═════ RECORDS FOR THIS EXERCISE ═════

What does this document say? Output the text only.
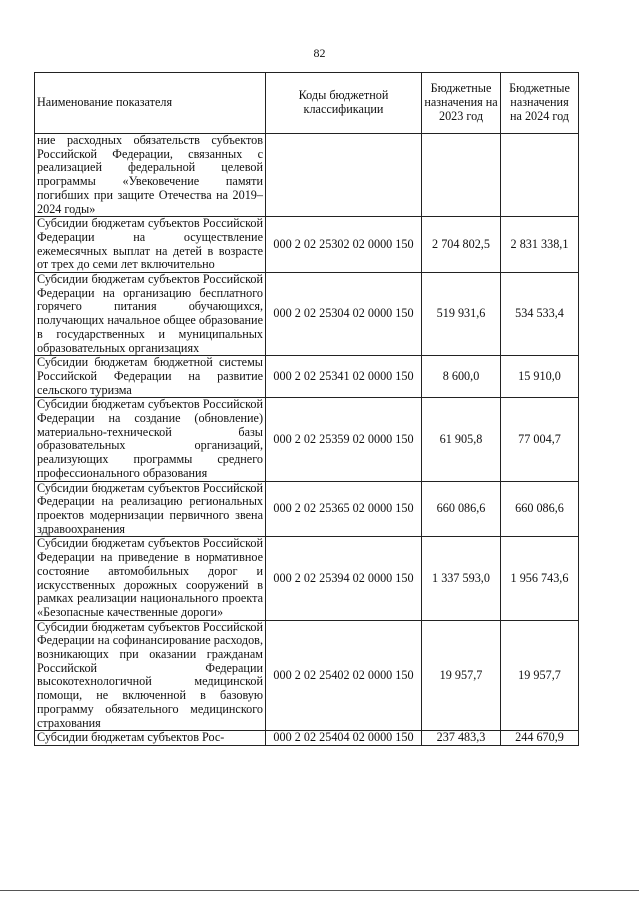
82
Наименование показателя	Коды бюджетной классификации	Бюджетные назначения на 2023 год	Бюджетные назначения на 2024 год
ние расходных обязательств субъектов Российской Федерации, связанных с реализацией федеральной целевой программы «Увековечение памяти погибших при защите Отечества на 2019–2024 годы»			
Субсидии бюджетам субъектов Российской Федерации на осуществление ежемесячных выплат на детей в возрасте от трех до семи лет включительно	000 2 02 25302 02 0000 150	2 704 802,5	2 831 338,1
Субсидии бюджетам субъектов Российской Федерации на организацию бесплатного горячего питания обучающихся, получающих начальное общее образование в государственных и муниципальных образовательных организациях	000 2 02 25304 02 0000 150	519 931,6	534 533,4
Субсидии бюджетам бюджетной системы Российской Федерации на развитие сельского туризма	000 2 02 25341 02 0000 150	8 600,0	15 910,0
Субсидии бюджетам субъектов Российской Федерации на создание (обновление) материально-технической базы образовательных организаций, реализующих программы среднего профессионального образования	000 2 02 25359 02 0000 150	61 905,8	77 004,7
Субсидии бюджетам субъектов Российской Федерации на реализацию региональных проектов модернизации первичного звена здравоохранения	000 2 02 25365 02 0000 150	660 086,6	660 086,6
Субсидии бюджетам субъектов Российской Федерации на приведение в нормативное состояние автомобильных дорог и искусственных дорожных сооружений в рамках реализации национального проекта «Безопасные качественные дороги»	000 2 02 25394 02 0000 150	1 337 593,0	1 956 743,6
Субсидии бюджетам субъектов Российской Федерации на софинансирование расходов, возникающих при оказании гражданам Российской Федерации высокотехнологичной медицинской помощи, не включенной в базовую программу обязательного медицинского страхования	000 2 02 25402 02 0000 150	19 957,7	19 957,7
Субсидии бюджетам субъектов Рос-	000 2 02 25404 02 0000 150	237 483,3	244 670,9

═════

*TASK TO COMPLETE:* From the entries above, list each line with "программы" in it.

*TASK OUTPUT:*
ние расходных обязательств субъектов Российской Федерации, связанных с реализацией федеральной целевой программы «Увековечение памяти погибших при защите Отечества на 2019–2024 годы»			
Субсидии бюджетам субъектов Российской Федерации на создание (обновление) материально-технической базы образовательных организаций, реализующих программы среднего профессионального образования	000 2 02 25359 02 0000 150	61 905,8	77 004,7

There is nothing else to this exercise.